Begin Dataset rows

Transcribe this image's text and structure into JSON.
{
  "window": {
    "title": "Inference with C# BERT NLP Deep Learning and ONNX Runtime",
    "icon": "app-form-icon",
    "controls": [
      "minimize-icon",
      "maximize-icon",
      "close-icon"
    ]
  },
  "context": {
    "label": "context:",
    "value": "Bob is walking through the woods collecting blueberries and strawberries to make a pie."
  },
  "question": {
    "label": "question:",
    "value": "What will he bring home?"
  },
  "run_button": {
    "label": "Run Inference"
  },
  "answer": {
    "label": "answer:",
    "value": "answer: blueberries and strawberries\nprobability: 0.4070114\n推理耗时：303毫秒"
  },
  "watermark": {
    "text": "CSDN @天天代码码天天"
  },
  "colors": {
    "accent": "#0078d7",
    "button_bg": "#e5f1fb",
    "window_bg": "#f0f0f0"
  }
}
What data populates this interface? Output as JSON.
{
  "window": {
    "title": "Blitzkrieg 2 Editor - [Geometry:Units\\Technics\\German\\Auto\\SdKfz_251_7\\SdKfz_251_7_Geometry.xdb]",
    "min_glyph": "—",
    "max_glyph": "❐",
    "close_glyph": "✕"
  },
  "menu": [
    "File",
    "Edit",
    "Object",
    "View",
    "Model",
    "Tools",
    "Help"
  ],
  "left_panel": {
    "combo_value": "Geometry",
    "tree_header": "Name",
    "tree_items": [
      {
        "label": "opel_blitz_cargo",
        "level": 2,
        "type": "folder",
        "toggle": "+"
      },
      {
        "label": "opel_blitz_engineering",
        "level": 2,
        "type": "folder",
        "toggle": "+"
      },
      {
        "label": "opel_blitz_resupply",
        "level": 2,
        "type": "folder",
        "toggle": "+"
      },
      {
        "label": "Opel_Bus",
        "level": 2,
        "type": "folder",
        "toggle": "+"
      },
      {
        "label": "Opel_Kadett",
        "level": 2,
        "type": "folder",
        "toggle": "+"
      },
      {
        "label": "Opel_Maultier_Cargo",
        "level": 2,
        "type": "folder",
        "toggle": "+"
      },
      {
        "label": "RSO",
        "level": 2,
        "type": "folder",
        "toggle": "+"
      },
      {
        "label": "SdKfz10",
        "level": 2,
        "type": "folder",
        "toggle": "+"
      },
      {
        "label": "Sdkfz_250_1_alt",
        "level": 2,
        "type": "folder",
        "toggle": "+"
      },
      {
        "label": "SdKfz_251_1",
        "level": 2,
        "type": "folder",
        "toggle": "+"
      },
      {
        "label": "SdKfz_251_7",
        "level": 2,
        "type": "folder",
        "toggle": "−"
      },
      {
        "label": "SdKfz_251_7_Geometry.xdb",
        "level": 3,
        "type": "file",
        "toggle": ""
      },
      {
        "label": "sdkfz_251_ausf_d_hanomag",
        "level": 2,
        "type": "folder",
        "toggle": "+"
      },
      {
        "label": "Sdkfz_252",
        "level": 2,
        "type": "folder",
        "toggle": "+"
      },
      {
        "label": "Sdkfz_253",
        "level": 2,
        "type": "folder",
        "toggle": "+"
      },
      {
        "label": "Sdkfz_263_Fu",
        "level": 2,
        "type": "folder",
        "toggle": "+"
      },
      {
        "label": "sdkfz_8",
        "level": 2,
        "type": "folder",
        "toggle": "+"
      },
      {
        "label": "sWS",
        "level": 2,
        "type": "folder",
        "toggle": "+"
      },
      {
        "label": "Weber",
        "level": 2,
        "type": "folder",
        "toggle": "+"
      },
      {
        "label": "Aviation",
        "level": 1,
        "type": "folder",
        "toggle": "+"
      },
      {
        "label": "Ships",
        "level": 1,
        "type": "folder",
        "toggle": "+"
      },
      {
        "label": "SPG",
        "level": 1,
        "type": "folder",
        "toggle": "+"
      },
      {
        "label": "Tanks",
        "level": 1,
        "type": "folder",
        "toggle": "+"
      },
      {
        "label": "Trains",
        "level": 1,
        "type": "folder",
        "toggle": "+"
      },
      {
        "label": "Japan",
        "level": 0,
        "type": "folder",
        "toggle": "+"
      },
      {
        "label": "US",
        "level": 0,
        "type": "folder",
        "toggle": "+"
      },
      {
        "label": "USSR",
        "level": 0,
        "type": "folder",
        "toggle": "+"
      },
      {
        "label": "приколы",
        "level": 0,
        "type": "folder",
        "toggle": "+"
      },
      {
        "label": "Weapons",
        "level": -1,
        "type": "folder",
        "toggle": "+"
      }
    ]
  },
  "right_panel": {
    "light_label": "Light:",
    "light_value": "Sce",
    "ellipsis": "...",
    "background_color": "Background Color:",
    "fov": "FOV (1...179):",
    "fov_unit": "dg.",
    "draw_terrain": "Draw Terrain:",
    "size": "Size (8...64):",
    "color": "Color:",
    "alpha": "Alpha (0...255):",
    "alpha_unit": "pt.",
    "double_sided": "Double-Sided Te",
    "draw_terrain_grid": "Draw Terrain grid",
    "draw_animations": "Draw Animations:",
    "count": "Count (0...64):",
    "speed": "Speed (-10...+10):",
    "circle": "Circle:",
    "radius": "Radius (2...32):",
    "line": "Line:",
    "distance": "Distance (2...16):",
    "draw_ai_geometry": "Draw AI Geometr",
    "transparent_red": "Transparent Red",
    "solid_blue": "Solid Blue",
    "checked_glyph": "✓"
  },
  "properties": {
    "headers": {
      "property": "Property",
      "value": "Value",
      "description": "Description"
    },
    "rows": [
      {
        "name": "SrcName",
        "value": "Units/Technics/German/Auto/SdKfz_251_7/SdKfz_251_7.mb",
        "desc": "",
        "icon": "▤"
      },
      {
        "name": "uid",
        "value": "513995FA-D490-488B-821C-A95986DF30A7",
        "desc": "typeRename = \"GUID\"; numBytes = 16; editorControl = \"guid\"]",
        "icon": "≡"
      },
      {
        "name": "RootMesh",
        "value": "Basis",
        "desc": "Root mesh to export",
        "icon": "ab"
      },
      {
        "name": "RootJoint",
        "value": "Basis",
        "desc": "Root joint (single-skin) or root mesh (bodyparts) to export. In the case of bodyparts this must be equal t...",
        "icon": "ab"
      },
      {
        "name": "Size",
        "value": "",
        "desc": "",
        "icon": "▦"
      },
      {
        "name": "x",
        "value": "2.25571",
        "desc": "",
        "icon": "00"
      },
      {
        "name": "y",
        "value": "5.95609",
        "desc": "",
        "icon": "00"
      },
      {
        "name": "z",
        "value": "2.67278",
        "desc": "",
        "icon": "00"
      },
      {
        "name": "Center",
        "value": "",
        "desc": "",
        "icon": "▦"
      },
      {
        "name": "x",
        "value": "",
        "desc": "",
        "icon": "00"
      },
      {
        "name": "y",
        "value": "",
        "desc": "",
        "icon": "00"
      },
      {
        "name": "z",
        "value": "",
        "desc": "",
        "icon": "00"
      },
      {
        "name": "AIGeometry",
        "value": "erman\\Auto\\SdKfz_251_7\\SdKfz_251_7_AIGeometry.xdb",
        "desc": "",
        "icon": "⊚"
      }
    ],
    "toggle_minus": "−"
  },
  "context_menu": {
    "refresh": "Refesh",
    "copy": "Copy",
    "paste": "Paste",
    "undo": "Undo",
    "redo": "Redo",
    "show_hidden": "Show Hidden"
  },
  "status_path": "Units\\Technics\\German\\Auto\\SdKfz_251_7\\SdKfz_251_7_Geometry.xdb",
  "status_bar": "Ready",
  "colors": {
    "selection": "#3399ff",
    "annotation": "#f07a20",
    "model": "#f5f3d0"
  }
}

End Dataset rows

▶ **Requirements**:
The entries above must be returned in full, exactly as shown.

▶ **Output**:
Transcribe this image's text and structure into JSON.
{
  "window": {
    "title": "Inference with C# BERT NLP Deep Learning and ONNX Runtime",
    "icon": "app-form-icon",
    "controls": [
      "minimize-icon",
      "maximize-icon",
      "close-icon"
    ]
  },
  "context": {
    "label": "context:",
    "value": "Bob is walking through the woods collecting blueberries and strawberries to make a pie."
  },
  "question": {
    "label": "question:",
    "value": "What will he bring home?"
  },
  "run_button": {
    "label": "Run Inference"
  },
  "answer": {
    "label": "answer:",
    "value": "answer: blueberries and strawberries\nprobability: 0.4070114\n推理耗时：303毫秒"
  },
  "watermark": {
    "text": "CSDN @天天代码码天天"
  },
  "colors": {
    "accent": "#0078d7",
    "button_bg": "#e5f1fb",
    "window_bg": "#f0f0f0"
  }
}
What data populates this interface? Output as JSON.
{
  "window": {
    "title": "Blitzkrieg 2 Editor - [Geometry:Units\\Technics\\German\\Auto\\SdKfz_251_7\\SdKfz_251_7_Geometry.xdb]",
    "min_glyph": "—",
    "max_glyph": "❐",
    "close_glyph": "✕"
  },
  "menu": [
    "File",
    "Edit",
    "Object",
    "View",
    "Model",
    "Tools",
    "Help"
  ],
  "left_panel": {
    "combo_value": "Geometry",
    "tree_header": "Name",
    "tree_items": [
      {
        "label": "opel_blitz_cargo",
        "level": 2,
        "type": "folder",
        "toggle": "+"
      },
      {
        "label": "opel_blitz_engineering",
        "level": 2,
        "type": "folder",
        "toggle": "+"
      },
      {
        "label": "opel_blitz_resupply",
        "level": 2,
        "type": "folder",
        "toggle": "+"
      },
      {
        "label": "Opel_Bus",
        "level": 2,
        "type": "folder",
        "toggle": "+"
      },
      {
        "label": "Opel_Kadett",
        "level": 2,
        "type": "folder",
        "toggle": "+"
      },
      {
        "label": "Opel_Maultier_Cargo",
        "level": 2,
        "type": "folder",
        "toggle": "+"
      },
      {
        "label": "RSO",
        "level": 2,
        "type": "folder",
        "toggle": "+"
      },
      {
        "label": "SdKfz10",
        "level": 2,
        "type": "folder",
        "toggle": "+"
      },
      {
        "label": "Sdkfz_250_1_alt",
        "level": 2,
        "type": "folder",
        "toggle": "+"
      },
      {
        "label": "SdKfz_251_1",
        "level": 2,
        "type": "folder",
        "toggle": "+"
      },
      {
        "label": "SdKfz_251_7",
        "level": 2,
        "type": "folder",
        "toggle": "−"
      },
      {
        "label": "SdKfz_251_7_Geometry.xdb",
        "level": 3,
        "type": "file",
        "toggle": ""
      },
      {
        "label": "sdkfz_251_ausf_d_hanomag",
        "level": 2,
        "type": "folder",
        "toggle": "+"
      },
      {
        "label": "Sdkfz_252",
        "level": 2,
        "type": "folder",
        "toggle": "+"
      },
      {
        "label": "Sdkfz_253",
        "level": 2,
        "type": "folder",
        "toggle": "+"
      },
      {
        "label": "Sdkfz_263_Fu",
        "level": 2,
        "type": "folder",
        "toggle": "+"
      },
      {
        "label": "sdkfz_8",
        "level": 2,
        "type": "folder",
        "toggle": "+"
      },
      {
        "label": "sWS",
        "level": 2,
        "type": "folder",
        "toggle": "+"
      },
      {
        "label": "Weber",
        "level": 2,
        "type": "folder",
        "toggle": "+"
      },
      {
        "label": "Aviation",
        "level": 1,
        "type": "folder",
        "toggle": "+"
      },
      {
        "label": "Ships",
        "level": 1,
        "type": "folder",
        "toggle": "+"
      },
      {
        "label": "SPG",
        "level": 1,
        "type": "folder",
        "toggle": "+"
      },
      {
        "label": "Tanks",
        "level": 1,
        "type": "folder",
        "toggle": "+"
      },
      {
        "label": "Trains",
        "level": 1,
        "type": "folder",
        "toggle": "+"
      },
      {
        "label": "Japan",
        "level": 0,
        "type": "folder",
        "toggle": "+"
      },
      {
        "label": "US",
        "level": 0,
        "type": "folder",
        "toggle": "+"
      },
      {
        "label": "USSR",
        "level": 0,
        "type": "folder",
        "toggle": "+"
      },
      {
        "label": "приколы",
        "level": 0,
        "type": "folder",
        "toggle": "+"
      },
      {
        "label": "Weapons",
        "level": -1,
        "type": "folder",
        "toggle": "+"
      }
    ]
  },
  "right_panel": {
    "light_label": "Light:",
    "light_value": "Sce",
    "ellipsis": "...",
    "background_color": "Background Color:",
    "fov": "FOV (1...179):",
    "fov_unit": "dg.",
    "draw_terrain": "Draw Terrain:",
    "size": "Size (8...64):",
    "color": "Color:",
    "alpha": "Alpha (0...255):",
    "alpha_unit": "pt.",
    "double_sided": "Double-Sided Te",
    "draw_terrain_grid": "Draw Terrain grid",
    "draw_animations": "Draw Animations:",
    "count": "Count (0...64):",
    "speed": "Speed (-10...+10):",
    "circle": "Circle:",
    "radius": "Radius (2...32):",
    "line": "Line:",
    "distance": "Distance (2...16):",
    "draw_ai_geometry": "Draw AI Geometr",
    "transparent_red": "Transparent Red",
    "solid_blue": "Solid Blue",
    "checked_glyph": "✓"
  },
  "properties": {
    "headers": {
      "property": "Property",
      "value": "Value",
      "description": "Description"
    },
    "rows": [
      {
        "name": "SrcName",
        "value": "Units/Technics/German/Auto/SdKfz_251_7/SdKfz_251_7.mb",
        "desc": "",
        "icon": "▤"
      },
      {
        "name": "uid",
        "value": "513995FA-D490-488B-821C-A95986DF30A7",
        "desc": "typeRename = \"GUID\"; numBytes = 16; editorControl = \"guid\"]",
        "icon": "≡"
      },
      {
        "name": "RootMesh",
        "value": "Basis",
        "desc": "Root mesh to export",
        "icon": "ab"
      },
      {
        "name": "RootJoint",
        "value": "Basis",
        "desc": "Root joint (single-skin) or root mesh (bodyparts) to export. In the case of bodyparts this must be equal t...",
        "icon": "ab"
      },
      {
        "name": "Size",
        "value": "",
        "desc": "",
        "icon": "▦"
      },
      {
        "name": "x",
        "value": "2.25571",
        "desc": "",
        "icon": "00"
      },
      {
        "name": "y",
        "value": "5.95609",
        "desc": "",
        "icon": "00"
      },
      {
        "name": "z",
        "value": "2.67278",
        "desc": "",
        "icon": "00"
      },
      {
        "name": "Center",
        "value": "",
        "desc": "",
        "icon": "▦"
      },
      {
        "name": "x",
        "value": "",
        "desc": "",
        "icon": "00"
      },
      {
        "name": "y",
        "value": "",
        "desc": "",
        "icon": "00"
      },
      {
        "name": "z",
        "value": "",
        "desc": "",
        "icon": "00"
      },
      {
        "name": "AIGeometry",
        "value": "erman\\Auto\\SdKfz_251_7\\SdKfz_251_7_AIGeometry.xdb",
        "desc": "",
        "icon": "⊚"
      }
    ],
    "toggle_minus": "−"
  },
  "context_menu": {
    "refresh": "Refesh",
    "copy": "Copy",
    "paste": "Paste",
    "undo": "Undo",
    "redo": "Redo",
    "show_hidden": "Show Hidden"
  },
  "status_path": "Units\\Technics\\German\\Auto\\SdKfz_251_7\\SdKfz_251_7_Geometry.xdb",
  "status_bar": "Ready",
  "colors": {
    "selection": "#3399ff",
    "annotation": "#f07a20",
    "model": "#f5f3d0"
  }
}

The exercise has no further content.